Narrow the data below down to the lines containing "Коминтерна".

[Records from a dataset]
______

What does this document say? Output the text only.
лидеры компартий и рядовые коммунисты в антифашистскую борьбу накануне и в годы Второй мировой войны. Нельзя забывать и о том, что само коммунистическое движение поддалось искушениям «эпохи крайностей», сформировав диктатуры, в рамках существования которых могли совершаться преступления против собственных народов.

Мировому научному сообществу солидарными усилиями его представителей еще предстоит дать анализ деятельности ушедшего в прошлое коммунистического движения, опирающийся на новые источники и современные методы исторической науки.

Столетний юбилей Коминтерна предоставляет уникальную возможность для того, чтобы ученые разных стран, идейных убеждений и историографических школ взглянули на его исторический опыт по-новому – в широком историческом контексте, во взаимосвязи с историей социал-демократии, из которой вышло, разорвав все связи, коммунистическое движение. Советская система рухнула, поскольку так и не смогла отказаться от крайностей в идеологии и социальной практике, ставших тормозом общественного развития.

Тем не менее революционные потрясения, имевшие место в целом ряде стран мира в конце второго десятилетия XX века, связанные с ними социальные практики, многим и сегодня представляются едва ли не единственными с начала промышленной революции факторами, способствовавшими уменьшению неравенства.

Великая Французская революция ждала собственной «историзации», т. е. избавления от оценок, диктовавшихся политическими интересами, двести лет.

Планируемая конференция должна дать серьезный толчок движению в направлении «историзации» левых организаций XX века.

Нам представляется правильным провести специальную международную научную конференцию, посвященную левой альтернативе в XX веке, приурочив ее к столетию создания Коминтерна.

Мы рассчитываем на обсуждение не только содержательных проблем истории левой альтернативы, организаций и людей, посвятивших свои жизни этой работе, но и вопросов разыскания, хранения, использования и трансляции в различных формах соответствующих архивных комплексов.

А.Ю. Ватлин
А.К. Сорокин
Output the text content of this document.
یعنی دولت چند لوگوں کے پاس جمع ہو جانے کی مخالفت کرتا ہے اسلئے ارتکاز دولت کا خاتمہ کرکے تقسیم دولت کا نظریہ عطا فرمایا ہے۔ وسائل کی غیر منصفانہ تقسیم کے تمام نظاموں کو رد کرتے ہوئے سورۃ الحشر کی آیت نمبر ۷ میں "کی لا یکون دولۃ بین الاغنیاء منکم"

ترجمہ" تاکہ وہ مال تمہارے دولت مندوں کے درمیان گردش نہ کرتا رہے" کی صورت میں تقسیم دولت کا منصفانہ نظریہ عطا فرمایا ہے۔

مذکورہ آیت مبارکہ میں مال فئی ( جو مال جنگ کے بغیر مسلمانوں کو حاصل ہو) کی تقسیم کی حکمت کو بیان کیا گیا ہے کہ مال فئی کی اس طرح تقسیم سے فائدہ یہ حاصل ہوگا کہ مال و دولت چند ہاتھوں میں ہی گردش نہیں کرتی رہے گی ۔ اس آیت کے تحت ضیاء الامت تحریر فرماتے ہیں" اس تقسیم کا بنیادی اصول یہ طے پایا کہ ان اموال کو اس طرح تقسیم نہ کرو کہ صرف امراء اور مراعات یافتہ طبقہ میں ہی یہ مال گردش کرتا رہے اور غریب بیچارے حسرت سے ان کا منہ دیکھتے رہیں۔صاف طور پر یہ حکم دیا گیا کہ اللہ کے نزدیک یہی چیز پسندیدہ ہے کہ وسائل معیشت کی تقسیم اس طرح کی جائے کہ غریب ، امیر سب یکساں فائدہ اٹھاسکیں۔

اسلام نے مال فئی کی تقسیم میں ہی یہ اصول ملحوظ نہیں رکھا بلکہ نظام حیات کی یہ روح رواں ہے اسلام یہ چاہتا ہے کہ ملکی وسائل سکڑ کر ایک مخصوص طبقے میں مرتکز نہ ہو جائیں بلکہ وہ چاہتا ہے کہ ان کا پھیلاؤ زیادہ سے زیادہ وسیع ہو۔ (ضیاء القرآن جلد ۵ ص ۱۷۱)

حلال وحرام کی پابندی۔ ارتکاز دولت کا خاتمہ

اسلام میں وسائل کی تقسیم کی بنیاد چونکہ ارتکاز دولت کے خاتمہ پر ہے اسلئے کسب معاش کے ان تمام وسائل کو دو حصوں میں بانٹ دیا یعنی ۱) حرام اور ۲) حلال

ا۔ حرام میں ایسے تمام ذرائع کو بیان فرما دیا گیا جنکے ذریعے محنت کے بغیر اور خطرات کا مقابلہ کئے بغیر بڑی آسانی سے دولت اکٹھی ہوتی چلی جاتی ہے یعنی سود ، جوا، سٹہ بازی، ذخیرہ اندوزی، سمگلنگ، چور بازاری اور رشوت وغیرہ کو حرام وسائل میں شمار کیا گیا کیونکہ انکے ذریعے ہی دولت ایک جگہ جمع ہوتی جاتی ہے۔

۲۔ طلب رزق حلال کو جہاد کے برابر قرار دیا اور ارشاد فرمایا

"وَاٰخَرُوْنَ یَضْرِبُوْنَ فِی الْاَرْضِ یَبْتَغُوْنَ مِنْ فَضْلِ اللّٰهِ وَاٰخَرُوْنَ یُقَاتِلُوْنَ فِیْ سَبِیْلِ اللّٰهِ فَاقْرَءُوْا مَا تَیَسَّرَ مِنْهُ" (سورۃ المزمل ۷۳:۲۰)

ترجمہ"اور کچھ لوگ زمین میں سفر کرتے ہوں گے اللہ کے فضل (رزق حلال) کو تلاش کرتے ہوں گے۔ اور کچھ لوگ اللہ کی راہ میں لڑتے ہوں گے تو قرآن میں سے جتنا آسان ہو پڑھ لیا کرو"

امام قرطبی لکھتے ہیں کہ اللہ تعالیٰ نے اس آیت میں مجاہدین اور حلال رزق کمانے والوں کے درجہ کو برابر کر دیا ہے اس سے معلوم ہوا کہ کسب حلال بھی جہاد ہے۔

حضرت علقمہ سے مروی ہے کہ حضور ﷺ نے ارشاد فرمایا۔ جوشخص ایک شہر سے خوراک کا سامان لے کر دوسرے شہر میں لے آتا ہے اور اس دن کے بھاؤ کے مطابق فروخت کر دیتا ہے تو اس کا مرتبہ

______

→ **Full response**:
Столетний юбилей Коминтерна предоставляет уникальную возможность для того, чтобы ученые разных стран, идейных убеждений и историографических школ взглянули на его исторический опыт по-новому – в широком историческом контексте, во взаимосвязи с историей социал-демократии, из которой вышло, разорвав все связи, коммунистическое движение. Советская система рухнула, поскольку так и не смогла отказаться от крайностей в идеологии и социальной практике, ставших тормозом общественного развития.
Нам представляется правильным провести специальную международную научную конференцию, посвященную левой альтернативе в XX веке, приурочив ее к столетию создания Коминтерна.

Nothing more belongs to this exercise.